Set task »
Will you give every entry again exactly as it stands?

Record list »

# # # # # # #

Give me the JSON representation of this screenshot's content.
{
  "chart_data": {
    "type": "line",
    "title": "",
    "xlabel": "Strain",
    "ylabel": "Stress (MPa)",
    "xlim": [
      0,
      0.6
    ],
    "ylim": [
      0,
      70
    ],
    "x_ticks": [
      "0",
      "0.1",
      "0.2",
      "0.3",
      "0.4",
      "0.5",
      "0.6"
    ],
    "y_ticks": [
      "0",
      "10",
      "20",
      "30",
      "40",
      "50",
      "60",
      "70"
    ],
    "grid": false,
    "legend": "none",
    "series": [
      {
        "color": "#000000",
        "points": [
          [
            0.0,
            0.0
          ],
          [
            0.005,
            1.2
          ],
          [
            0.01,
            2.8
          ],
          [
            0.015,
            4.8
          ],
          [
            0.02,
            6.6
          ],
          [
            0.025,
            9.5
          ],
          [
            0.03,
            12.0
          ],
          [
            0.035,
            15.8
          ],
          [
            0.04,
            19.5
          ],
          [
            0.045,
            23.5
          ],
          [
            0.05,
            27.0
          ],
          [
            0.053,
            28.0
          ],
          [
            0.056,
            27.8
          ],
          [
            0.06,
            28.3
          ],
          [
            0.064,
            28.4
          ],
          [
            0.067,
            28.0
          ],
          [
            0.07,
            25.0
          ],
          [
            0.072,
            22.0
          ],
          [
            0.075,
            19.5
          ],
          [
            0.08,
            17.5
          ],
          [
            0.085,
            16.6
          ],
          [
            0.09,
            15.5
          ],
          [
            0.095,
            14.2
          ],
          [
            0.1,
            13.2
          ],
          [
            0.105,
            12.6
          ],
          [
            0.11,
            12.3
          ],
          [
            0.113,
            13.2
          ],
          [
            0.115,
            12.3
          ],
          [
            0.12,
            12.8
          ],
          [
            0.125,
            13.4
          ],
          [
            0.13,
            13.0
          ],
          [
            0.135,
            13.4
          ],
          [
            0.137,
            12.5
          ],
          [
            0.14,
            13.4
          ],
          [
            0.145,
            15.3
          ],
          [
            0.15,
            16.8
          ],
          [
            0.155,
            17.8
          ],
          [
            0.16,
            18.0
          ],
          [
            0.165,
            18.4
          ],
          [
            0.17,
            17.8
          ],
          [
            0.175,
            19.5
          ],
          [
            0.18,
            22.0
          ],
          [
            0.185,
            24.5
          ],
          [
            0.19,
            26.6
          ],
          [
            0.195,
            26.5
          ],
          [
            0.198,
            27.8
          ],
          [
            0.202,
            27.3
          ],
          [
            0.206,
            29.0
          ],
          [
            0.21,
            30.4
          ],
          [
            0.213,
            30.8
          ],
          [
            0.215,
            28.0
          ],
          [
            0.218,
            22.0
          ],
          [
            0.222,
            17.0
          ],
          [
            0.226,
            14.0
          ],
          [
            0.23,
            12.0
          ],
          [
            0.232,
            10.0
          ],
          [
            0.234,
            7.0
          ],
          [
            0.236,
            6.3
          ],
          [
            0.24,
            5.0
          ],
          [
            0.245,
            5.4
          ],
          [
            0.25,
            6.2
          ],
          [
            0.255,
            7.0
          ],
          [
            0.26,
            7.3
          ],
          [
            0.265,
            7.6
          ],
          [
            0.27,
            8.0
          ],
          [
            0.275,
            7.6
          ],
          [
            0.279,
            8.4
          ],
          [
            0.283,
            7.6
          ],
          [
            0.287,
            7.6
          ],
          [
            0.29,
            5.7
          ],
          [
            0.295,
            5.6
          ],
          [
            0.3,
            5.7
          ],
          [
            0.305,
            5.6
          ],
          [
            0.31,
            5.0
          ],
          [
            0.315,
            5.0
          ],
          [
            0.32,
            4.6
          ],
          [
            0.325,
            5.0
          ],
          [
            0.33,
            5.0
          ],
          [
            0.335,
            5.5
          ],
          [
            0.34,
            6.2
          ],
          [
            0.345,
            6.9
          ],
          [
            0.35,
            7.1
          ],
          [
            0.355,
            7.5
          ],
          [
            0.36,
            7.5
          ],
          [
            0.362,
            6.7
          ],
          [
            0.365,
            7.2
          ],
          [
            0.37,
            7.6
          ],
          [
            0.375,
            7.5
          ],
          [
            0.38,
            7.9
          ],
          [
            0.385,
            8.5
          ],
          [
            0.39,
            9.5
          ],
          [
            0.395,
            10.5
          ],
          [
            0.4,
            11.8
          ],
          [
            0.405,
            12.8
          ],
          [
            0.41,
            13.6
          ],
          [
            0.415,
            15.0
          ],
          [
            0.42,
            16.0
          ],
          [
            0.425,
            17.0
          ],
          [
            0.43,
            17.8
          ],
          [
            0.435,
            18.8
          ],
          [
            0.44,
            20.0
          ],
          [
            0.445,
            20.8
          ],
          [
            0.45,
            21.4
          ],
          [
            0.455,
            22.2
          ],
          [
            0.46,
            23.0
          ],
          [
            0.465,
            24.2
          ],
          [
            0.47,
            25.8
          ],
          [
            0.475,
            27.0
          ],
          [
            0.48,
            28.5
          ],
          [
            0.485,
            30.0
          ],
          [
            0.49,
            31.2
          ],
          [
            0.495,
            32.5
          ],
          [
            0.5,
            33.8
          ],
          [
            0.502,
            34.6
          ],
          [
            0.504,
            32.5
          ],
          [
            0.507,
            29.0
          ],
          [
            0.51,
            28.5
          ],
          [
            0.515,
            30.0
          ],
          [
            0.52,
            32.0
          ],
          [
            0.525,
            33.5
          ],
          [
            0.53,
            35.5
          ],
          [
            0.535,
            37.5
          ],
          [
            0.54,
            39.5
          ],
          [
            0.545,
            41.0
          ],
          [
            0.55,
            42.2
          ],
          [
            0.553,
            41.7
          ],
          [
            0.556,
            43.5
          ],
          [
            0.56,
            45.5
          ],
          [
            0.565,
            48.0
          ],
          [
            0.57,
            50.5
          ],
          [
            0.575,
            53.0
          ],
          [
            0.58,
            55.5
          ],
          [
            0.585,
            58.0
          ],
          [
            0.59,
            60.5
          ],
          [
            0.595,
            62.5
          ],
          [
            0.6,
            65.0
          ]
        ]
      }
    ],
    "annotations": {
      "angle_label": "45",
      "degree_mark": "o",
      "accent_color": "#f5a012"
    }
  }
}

# # # # # # #

The reply »
Give me the JSON representation of this screenshot's content.
{
  "chart_data": {
    "type": "line",
    "title": "",
    "xlabel": "Strain",
    "ylabel": "Stress (MPa)",
    "xlim": [
      0,
      0.6
    ],
    "ylim": [
      0,
      70
    ],
    "x_ticks": [
      "0",
      "0.1",
      "0.2",
      "0.3",
      "0.4",
      "0.5",
      "0.6"
    ],
    "y_ticks": [
      "0",
      "10",
      "20",
      "30",
      "40",
      "50",
      "60",
      "70"
    ],
    "grid": false,
    "legend": "none",
    "series": [
      {
        "color": "#000000",
        "points": [
          [
            0.0,
            0.0
          ],
          [
            0.005,
            1.2
          ],
          [
            0.01,
            2.8
          ],
          [
            0.015,
            4.8
          ],
          [
            0.02,
            6.6
          ],
          [
            0.025,
            9.5
          ],
          [
            0.03,
            12.0
          ],
          [
            0.035,
            15.8
          ],
          [
            0.04,
            19.5
          ],
          [
            0.045,
            23.5
          ],
          [
            0.05,
            27.0
          ],
          [
            0.053,
            28.0
          ],
          [
            0.056,
            27.8
          ],
          [
            0.06,
            28.3
          ],
          [
            0.064,
            28.4
          ],
          [
            0.067,
            28.0
          ],
          [
            0.07,
            25.0
          ],
          [
            0.072,
            22.0
          ],
          [
            0.075,
            19.5
          ],
          [
            0.08,
            17.5
          ],
          [
            0.085,
            16.6
          ],
          [
            0.09,
            15.5
          ],
          [
            0.095,
            14.2
          ],
          [
            0.1,
            13.2
          ],
          [
            0.105,
            12.6
          ],
          [
            0.11,
            12.3
          ],
          [
            0.113,
            13.2
          ],
          [
            0.115,
            12.3
          ],
          [
            0.12,
            12.8
          ],
          [
            0.125,
            13.4
          ],
          [
            0.13,
            13.0
          ],
          [
            0.135,
            13.4
          ],
          [
            0.137,
            12.5
          ],
          [
            0.14,
            13.4
          ],
          [
            0.145,
            15.3
          ],
          [
            0.15,
            16.8
          ],
          [
            0.155,
            17.8
          ],
          [
            0.16,
            18.0
          ],
          [
            0.165,
            18.4
          ],
          [
            0.17,
            17.8
          ],
          [
            0.175,
            19.5
          ],
          [
            0.18,
            22.0
          ],
          [
            0.185,
            24.5
          ],
          [
            0.19,
            26.6
          ],
          [
            0.195,
            26.5
          ],
          [
            0.198,
            27.8
          ],
          [
            0.202,
            27.3
          ],
          [
            0.206,
            29.0
          ],
          [
            0.21,
            30.4
          ],
          [
            0.213,
            30.8
          ],
          [
            0.215,
            28.0
          ],
          [
            0.218,
            22.0
          ],
          [
            0.222,
            17.0
          ],
          [
            0.226,
            14.0
          ],
          [
            0.23,
            12.0
          ],
          [
            0.232,
            10.0
          ],
          [
            0.234,
            7.0
          ],
          [
            0.236,
            6.3
          ],
          [
            0.24,
            5.0
          ],
          [
            0.245,
            5.4
          ],
          [
            0.25,
            6.2
          ],
          [
            0.255,
            7.0
          ],
          [
            0.26,
            7.3
          ],
          [
            0.265,
            7.6
          ],
          [
            0.27,
            8.0
          ],
          [
            0.275,
            7.6
          ],
          [
            0.279,
            8.4
          ],
          [
            0.283,
            7.6
          ],
          [
            0.287,
            7.6
          ],
          [
            0.29,
            5.7
          ],
          [
            0.295,
            5.6
          ],
          [
            0.3,
            5.7
          ],
          [
            0.305,
            5.6
          ],
          [
            0.31,
            5.0
          ],
          [
            0.315,
            5.0
          ],
          [
            0.32,
            4.6
          ],
          [
            0.325,
            5.0
          ],
          [
            0.33,
            5.0
          ],
          [
            0.335,
            5.5
          ],
          [
            0.34,
            6.2
          ],
          [
            0.345,
            6.9
          ],
          [
            0.35,
            7.1
          ],
          [
            0.355,
            7.5
          ],
          [
            0.36,
            7.5
          ],
          [
            0.362,
            6.7
          ],
          [
            0.365,
            7.2
          ],
          [
            0.37,
            7.6
          ],
          [
            0.375,
            7.5
          ],
          [
            0.38,
            7.9
          ],
          [
            0.385,
            8.5
          ],
          [
            0.39,
            9.5
          ],
          [
            0.395,
            10.5
          ],
          [
            0.4,
            11.8
          ],
          [
            0.405,
            12.8
          ],
          [
            0.41,
            13.6
          ],
          [
            0.415,
            15.0
          ],
          [
            0.42,
            16.0
          ],
          [
            0.425,
            17.0
          ],
          [
            0.43,
            17.8
          ],
          [
            0.435,
            18.8
          ],
          [
            0.44,
            20.0
          ],
          [
            0.445,
            20.8
          ],
          [
            0.45,
            21.4
          ],
          [
            0.455,
            22.2
          ],
          [
            0.46,
            23.0
          ],
          [
            0.465,
            24.2
          ],
          [
            0.47,
            25.8
          ],
          [
            0.475,
            27.0
          ],
          [
            0.48,
            28.5
          ],
          [
            0.485,
            30.0
          ],
          [
            0.49,
            31.2
          ],
          [
            0.495,
            32.5
          ],
          [
            0.5,
            33.8
          ],
          [
            0.502,
            34.6
          ],
          [
            0.504,
            32.5
          ],
          [
            0.507,
            29.0
          ],
          [
            0.51,
            28.5
          ],
          [
            0.515,
            30.0
          ],
          [
            0.52,
            32.0
          ],
          [
            0.525,
            33.5
          ],
          [
            0.53,
            35.5
          ],
          [
            0.535,
            37.5
          ],
          [
            0.54,
            39.5
          ],
          [
            0.545,
            41.0
          ],
          [
            0.55,
            42.2
          ],
          [
            0.553,
            41.7
          ],
          [
            0.556,
            43.5
          ],
          [
            0.56,
            45.5
          ],
          [
            0.565,
            48.0
          ],
          [
            0.57,
            50.5
          ],
          [
            0.575,
            53.0
          ],
          [
            0.58,
            55.5
          ],
          [
            0.585,
            58.0
          ],
          [
            0.59,
            60.5
          ],
          [
            0.595,
            62.5
          ],
          [
            0.6,
            65.0
          ]
        ]
      }
    ],
    "annotations": {
      "angle_label": "45",
      "degree_mark": "o",
      "accent_color": "#f5a012"
    }
  }
}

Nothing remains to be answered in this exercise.